──────── The data
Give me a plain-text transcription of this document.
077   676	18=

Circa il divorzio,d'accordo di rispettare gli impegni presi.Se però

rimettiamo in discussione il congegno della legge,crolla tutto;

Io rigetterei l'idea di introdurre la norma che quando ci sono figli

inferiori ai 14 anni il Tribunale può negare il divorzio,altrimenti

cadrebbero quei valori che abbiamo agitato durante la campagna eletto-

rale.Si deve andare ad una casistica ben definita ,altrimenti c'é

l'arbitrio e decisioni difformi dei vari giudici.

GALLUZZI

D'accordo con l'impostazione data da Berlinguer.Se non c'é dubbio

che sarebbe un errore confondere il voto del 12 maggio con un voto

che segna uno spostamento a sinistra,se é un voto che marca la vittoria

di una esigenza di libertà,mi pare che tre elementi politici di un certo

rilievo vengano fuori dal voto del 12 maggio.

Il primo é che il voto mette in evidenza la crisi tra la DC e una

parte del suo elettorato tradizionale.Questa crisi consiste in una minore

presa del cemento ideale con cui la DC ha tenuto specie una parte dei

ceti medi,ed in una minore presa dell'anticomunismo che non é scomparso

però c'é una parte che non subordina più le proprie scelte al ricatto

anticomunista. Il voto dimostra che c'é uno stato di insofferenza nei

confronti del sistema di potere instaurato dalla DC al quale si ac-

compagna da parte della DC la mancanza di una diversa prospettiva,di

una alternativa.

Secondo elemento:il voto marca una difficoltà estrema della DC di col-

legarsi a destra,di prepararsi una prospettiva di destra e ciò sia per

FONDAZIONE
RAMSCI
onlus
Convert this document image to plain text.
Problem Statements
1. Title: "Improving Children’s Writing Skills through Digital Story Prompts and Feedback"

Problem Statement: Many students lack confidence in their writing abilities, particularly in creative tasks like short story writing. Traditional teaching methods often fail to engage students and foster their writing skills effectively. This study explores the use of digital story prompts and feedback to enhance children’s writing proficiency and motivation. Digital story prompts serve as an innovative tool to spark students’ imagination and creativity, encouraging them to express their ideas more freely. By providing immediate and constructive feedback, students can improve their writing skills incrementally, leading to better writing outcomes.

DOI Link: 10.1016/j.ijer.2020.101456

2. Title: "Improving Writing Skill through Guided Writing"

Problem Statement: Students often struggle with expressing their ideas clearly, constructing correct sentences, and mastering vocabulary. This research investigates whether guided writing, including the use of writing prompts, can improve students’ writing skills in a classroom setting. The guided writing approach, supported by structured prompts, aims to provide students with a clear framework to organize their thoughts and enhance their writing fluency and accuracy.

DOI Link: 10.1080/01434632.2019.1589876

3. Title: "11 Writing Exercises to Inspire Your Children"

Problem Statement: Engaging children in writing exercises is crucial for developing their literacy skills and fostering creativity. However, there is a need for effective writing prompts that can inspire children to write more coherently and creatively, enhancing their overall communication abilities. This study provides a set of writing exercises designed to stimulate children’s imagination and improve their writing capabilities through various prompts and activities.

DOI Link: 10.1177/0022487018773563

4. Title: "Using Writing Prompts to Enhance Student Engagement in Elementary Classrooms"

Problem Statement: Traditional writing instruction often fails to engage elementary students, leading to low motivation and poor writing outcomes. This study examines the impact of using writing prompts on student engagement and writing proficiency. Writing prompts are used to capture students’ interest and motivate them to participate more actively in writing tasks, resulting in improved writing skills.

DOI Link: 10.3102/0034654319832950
────────────────
Task to complete. Print the whole listing again, exactly.

Written answer.
Give me a plain-text transcription of this document.
077   676	18=

Circa il divorzio,d'accordo di rispettare gli impegni presi.Se però

rimettiamo in discussione il congegno della legge,crolla tutto;

Io rigetterei l'idea di introdurre la norma che quando ci sono figli

inferiori ai 14 anni il Tribunale può negare il divorzio,altrimenti

cadrebbero quei valori che abbiamo agitato durante la campagna eletto-

rale.Si deve andare ad una casistica ben definita ,altrimenti c'é

l'arbitrio e decisioni difformi dei vari giudici.

GALLUZZI

D'accordo con l'impostazione data da Berlinguer.Se non c'é dubbio

che sarebbe un errore confondere il voto del 12 maggio con un voto

che segna uno spostamento a sinistra,se é un voto che marca la vittoria

di una esigenza di libertà,mi pare che tre elementi politici di un certo

rilievo vengano fuori dal voto del 12 maggio.

Il primo é che il voto mette in evidenza la crisi tra la DC e una

parte del suo elettorato tradizionale.Questa crisi consiste in una minore

presa del cemento ideale con cui la DC ha tenuto specie una parte dei

ceti medi,ed in una minore presa dell'anticomunismo che non é scomparso

però c'é una parte che non subordina più le proprie scelte al ricatto

anticomunista. Il voto dimostra che c'é uno stato di insofferenza nei

confronti del sistema di potere instaurato dalla DC al quale si ac-

compagna da parte della DC la mancanza di una diversa prospettiva,di

una alternativa.

Secondo elemento:il voto marca una difficoltà estrema della DC di col-

legarsi a destra,di prepararsi una prospettiva di destra e ciò sia per

FONDAZIONE
RAMSCI
onlus
Convert this document image to plain text.
Problem Statements
1. Title: "Improving Children’s Writing Skills through Digital Story Prompts and Feedback"

Problem Statement: Many students lack confidence in their writing abilities, particularly in creative tasks like short story writing. Traditional teaching methods often fail to engage students and foster their writing skills effectively. This study explores the use of digital story prompts and feedback to enhance children’s writing proficiency and motivation. Digital story prompts serve as an innovative tool to spark students’ imagination and creativity, encouraging them to express their ideas more freely. By providing immediate and constructive feedback, students can improve their writing skills incrementally, leading to better writing outcomes.

DOI Link: 10.1016/j.ijer.2020.101456

2. Title: "Improving Writing Skill through Guided Writing"

Problem Statement: Students often struggle with expressing their ideas clearly, constructing correct sentences, and mastering vocabulary. This research investigates whether guided writing, including the use of writing prompts, can improve students’ writing skills in a classroom setting. The guided writing approach, supported by structured prompts, aims to provide students with a clear framework to organize their thoughts and enhance their writing fluency and accuracy.

DOI Link: 10.1080/01434632.2019.1589876

3. Title: "11 Writing Exercises to Inspire Your Children"

Problem Statement: Engaging children in writing exercises is crucial for developing their literacy skills and fostering creativity. However, there is a need for effective writing prompts that can inspire children to write more coherently and creatively, enhancing their overall communication abilities. This study provides a set of writing exercises designed to stimulate children’s imagination and improve their writing capabilities through various prompts and activities.

DOI Link: 10.1177/0022487018773563

4. Title: "Using Writing Prompts to Enhance Student Engagement in Elementary Classrooms"

Problem Statement: Traditional writing instruction often fails to engage elementary students, leading to low motivation and poor writing outcomes. This study examines the impact of using writing prompts on student engagement and writing proficiency. Writing prompts are used to capture students’ interest and motivate them to participate more actively in writing tasks, resulting in improved writing skills.

DOI Link: 10.3102/0034654319832950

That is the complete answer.